# Listings of boxed layout items

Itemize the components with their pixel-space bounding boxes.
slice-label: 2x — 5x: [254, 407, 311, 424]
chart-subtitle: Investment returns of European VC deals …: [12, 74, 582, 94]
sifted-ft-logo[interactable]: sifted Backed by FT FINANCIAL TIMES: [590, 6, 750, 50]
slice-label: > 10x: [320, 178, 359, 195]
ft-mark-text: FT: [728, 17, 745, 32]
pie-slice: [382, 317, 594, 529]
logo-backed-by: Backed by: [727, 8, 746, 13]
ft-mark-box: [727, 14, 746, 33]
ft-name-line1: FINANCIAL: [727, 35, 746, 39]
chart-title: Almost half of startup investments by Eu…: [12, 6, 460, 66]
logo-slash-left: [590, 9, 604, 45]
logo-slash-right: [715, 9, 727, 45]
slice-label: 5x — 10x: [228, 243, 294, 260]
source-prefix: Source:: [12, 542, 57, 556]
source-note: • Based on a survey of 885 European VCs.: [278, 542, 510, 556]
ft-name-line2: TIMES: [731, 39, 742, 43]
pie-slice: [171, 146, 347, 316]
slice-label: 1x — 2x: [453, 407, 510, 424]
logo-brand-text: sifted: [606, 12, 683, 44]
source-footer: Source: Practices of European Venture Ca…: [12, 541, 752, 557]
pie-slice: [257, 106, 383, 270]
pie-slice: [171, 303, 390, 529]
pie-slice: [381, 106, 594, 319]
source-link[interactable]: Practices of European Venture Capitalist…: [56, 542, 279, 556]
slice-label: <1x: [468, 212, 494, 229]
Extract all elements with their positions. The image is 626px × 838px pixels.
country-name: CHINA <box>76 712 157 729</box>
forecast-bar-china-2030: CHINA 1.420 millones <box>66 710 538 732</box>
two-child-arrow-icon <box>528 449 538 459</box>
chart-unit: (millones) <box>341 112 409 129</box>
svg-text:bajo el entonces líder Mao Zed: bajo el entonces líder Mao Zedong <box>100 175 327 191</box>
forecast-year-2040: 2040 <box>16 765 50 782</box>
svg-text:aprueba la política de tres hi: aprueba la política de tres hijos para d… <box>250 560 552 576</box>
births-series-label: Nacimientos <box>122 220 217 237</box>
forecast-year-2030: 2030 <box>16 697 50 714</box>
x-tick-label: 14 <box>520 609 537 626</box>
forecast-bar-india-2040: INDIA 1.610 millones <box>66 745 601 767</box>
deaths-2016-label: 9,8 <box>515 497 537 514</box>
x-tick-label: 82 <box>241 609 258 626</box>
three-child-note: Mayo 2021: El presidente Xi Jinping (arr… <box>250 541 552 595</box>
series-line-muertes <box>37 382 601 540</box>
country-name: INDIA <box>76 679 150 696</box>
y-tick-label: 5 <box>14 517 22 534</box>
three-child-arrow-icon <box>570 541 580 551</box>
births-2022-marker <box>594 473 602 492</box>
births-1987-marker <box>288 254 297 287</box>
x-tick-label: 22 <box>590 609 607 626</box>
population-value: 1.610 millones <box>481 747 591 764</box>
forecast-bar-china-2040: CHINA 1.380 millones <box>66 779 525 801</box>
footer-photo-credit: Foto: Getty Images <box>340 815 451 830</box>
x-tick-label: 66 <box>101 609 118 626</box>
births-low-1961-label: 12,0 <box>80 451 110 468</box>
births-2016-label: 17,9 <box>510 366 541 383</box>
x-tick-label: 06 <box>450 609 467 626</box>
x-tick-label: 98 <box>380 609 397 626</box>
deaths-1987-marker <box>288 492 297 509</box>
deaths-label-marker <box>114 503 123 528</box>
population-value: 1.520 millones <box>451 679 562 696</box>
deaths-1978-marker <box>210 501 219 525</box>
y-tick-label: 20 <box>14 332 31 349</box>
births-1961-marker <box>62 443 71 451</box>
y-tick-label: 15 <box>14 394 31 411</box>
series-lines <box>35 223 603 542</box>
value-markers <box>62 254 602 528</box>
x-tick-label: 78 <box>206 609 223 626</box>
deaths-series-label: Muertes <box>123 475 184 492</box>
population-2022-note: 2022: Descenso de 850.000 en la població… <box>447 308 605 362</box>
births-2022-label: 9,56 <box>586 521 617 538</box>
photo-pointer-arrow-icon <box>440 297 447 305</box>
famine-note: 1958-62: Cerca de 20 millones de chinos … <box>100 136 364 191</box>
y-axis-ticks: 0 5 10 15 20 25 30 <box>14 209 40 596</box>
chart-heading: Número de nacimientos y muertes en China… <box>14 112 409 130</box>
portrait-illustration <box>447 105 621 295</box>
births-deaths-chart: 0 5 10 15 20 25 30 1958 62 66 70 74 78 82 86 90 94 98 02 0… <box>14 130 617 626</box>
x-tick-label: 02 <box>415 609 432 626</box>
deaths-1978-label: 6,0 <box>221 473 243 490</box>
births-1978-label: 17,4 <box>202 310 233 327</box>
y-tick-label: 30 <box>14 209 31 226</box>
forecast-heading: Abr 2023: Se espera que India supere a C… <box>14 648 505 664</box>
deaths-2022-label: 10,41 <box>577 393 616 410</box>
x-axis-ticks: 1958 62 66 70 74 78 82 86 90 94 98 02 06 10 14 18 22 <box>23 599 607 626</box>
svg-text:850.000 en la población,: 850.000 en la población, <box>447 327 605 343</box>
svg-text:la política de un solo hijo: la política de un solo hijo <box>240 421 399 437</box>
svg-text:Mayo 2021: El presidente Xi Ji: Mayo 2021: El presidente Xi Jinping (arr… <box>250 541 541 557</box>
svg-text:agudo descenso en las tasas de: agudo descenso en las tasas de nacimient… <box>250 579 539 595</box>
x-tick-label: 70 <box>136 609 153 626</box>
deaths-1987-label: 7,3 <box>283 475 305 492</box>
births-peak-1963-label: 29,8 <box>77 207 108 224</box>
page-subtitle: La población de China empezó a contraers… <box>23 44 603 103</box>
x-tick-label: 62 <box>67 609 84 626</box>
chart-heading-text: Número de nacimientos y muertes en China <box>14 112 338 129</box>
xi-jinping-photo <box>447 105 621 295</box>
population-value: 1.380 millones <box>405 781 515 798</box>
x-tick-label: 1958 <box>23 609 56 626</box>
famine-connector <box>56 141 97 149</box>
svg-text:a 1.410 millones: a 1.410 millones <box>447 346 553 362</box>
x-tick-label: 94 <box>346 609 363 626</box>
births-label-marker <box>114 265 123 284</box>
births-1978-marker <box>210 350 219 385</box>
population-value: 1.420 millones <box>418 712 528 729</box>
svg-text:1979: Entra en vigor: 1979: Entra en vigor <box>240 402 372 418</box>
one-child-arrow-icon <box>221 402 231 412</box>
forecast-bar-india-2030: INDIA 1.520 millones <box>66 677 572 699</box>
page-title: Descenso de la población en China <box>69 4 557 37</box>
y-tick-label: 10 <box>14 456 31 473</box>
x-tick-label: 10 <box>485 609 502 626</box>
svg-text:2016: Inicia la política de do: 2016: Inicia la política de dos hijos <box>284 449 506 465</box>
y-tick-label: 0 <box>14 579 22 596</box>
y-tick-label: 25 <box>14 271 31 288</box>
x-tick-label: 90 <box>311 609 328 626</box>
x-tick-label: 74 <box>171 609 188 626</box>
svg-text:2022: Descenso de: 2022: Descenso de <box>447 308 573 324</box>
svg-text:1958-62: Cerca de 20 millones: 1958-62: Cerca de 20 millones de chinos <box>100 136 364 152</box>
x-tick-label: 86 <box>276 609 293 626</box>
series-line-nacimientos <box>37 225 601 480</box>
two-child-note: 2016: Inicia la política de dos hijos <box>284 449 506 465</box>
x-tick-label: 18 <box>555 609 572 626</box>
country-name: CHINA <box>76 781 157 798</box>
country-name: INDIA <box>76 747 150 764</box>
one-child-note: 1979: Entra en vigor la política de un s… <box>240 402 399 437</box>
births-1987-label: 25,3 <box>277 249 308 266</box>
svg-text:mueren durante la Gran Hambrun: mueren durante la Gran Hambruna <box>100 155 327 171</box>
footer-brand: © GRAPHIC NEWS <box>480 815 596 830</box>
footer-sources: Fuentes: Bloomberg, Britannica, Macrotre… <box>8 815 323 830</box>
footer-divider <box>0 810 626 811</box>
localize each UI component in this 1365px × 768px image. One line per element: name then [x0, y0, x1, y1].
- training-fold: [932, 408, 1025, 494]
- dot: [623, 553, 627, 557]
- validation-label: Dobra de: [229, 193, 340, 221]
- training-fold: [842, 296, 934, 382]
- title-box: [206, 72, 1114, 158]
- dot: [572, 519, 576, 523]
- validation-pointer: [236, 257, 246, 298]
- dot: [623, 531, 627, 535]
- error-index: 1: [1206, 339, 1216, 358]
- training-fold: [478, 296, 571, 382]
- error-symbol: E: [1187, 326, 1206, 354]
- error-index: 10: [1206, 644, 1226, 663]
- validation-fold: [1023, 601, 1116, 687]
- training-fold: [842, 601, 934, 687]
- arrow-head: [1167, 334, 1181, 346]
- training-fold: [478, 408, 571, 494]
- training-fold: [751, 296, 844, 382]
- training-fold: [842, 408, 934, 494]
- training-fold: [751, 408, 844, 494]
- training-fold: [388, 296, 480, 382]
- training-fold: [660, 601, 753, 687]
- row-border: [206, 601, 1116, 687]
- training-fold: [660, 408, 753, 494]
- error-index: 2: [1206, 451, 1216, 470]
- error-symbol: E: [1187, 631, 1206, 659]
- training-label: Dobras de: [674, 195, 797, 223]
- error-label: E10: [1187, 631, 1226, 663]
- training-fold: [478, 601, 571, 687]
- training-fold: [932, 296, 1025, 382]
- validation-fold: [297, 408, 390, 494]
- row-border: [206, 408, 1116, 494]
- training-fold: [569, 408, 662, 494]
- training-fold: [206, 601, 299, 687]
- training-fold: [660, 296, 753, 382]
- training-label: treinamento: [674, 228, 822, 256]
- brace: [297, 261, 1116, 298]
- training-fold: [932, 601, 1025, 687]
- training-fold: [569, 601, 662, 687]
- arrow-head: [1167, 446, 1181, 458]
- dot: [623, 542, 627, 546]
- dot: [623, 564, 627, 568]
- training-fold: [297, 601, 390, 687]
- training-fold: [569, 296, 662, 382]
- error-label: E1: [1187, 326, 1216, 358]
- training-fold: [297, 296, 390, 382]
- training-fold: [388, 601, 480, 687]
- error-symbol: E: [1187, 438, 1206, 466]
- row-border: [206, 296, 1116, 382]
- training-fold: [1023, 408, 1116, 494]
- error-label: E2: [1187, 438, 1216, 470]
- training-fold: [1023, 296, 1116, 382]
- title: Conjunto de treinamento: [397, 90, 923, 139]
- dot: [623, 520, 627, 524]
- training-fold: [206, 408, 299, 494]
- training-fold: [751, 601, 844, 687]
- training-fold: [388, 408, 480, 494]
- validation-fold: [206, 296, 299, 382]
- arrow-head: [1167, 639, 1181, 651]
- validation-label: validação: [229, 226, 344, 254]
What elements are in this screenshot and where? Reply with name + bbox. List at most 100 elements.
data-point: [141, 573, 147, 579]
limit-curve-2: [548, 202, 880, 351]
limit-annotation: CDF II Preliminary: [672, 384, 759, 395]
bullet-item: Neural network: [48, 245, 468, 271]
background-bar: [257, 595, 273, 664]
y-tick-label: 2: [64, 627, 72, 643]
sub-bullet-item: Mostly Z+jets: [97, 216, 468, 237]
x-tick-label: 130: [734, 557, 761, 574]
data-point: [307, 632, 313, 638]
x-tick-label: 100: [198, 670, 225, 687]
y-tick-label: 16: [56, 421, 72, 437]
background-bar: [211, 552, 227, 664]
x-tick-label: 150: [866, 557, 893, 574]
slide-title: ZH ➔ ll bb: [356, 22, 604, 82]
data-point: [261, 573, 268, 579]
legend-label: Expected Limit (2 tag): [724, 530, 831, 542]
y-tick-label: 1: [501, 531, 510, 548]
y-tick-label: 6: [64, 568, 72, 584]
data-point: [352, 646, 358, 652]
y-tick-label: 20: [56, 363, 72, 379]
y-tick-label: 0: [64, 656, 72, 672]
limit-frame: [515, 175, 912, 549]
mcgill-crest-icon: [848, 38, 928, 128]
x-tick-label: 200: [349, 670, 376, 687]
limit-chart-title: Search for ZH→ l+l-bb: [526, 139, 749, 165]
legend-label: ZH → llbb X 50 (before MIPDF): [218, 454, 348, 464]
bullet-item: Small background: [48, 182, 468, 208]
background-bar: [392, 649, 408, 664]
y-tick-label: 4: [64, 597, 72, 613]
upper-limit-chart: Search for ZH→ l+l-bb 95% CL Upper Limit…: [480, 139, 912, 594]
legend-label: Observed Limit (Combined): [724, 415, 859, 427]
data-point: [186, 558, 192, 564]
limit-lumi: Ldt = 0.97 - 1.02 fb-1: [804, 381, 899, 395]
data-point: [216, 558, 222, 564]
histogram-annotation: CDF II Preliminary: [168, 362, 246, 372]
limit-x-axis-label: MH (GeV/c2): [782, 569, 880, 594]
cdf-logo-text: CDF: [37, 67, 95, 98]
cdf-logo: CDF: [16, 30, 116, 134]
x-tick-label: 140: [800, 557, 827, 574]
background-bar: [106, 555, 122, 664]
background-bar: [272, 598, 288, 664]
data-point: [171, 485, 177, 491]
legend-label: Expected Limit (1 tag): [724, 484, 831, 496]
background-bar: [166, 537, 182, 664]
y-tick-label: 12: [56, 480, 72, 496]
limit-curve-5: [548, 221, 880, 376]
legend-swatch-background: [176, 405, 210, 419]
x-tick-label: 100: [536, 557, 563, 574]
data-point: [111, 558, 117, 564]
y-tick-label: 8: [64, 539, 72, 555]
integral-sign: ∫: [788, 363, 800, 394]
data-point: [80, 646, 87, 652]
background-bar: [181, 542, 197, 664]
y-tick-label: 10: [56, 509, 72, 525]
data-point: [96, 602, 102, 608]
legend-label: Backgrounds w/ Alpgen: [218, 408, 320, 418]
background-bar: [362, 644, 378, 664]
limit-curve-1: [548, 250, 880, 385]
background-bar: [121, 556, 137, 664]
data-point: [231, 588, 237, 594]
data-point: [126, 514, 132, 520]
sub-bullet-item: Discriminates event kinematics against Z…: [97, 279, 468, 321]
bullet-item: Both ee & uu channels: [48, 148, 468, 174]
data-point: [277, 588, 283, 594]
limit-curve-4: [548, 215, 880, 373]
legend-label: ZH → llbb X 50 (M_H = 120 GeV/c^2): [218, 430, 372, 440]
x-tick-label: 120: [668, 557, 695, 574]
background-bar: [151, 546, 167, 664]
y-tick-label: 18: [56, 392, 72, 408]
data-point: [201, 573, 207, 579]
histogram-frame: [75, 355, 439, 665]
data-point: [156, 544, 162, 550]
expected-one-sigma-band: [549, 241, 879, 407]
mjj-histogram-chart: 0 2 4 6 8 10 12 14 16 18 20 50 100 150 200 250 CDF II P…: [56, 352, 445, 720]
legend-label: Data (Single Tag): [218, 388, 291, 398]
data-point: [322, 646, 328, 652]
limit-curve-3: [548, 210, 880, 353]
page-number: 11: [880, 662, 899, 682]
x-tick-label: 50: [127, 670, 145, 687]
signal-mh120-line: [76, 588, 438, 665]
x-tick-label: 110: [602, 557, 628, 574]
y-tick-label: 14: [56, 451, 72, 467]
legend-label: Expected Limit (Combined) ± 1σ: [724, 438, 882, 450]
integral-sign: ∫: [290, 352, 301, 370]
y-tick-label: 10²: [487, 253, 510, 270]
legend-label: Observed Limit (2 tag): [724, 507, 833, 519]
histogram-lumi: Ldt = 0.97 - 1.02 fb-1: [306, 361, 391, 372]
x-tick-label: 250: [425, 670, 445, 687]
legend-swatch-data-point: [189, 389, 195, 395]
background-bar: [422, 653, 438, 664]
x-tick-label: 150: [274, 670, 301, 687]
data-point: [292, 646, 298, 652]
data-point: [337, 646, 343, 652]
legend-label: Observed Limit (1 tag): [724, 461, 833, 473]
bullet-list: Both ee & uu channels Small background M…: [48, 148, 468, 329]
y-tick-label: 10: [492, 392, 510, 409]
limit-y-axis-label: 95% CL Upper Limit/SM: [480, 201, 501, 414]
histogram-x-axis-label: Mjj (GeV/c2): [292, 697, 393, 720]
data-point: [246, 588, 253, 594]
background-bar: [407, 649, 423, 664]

# Task objective
Transcribe the records above word for word, from their first line through the line that contains "forecast-bar-india-2040: INDIA 1.610", including both of those lines.

# Output of the exercise
Itemize the components with their pixel-space bounding boxes.
slice-label: 2x — 5x: [254, 407, 311, 424]
chart-subtitle: Investment returns of European VC deals …: [12, 74, 582, 94]
sifted-ft-logo[interactable]: sifted Backed by FT FINANCIAL TIMES: [590, 6, 750, 50]
slice-label: > 10x: [320, 178, 359, 195]
ft-mark-text: FT: [728, 17, 745, 32]
pie-slice: [382, 317, 594, 529]
logo-backed-by: Backed by: [727, 8, 746, 13]
ft-mark-box: [727, 14, 746, 33]
ft-name-line1: FINANCIAL: [727, 35, 746, 39]
chart-title: Almost half of startup investments by Eu…: [12, 6, 460, 66]
logo-slash-left: [590, 9, 604, 45]
logo-slash-right: [715, 9, 727, 45]
slice-label: 5x — 10x: [228, 243, 294, 260]
source-prefix: Source:: [12, 542, 57, 556]
source-note: • Based on a survey of 885 European VCs.: [278, 542, 510, 556]
ft-name-line2: TIMES: [731, 39, 742, 43]
pie-slice: [171, 146, 347, 316]
slice-label: 1x — 2x: [453, 407, 510, 424]
logo-brand-text: sifted: [606, 12, 683, 44]
source-footer: Source: Practices of European Venture Ca…: [12, 541, 752, 557]
pie-slice: [257, 106, 383, 270]
pie-slice: [171, 303, 390, 529]
pie-slice: [381, 106, 594, 319]
source-link[interactable]: Practices of European Venture Capitalist…: [56, 542, 279, 556]
slice-label: <1x: [468, 212, 494, 229]
Extract all elements with their positions. The image is 626px × 838px pixels.
country-name: CHINA <box>76 712 157 729</box>
forecast-bar-china-2030: CHINA 1.420 millones <box>66 710 538 732</box>
two-child-arrow-icon <box>528 449 538 459</box>
chart-unit: (millones) <box>341 112 409 129</box>
svg-text:bajo el entonces líder Mao Zed: bajo el entonces líder Mao Zedong <box>100 175 327 191</box>
forecast-year-2040: 2040 <box>16 765 50 782</box>
svg-text:aprueba la política de tres hi: aprueba la política de tres hijos para d… <box>250 560 552 576</box>
births-series-label: Nacimientos <box>122 220 217 237</box>
forecast-year-2030: 2030 <box>16 697 50 714</box>
x-tick-label: 14 <box>520 609 537 626</box>
forecast-bar-india-2040: INDIA 1.610 millones <box>66 745 601 767</box>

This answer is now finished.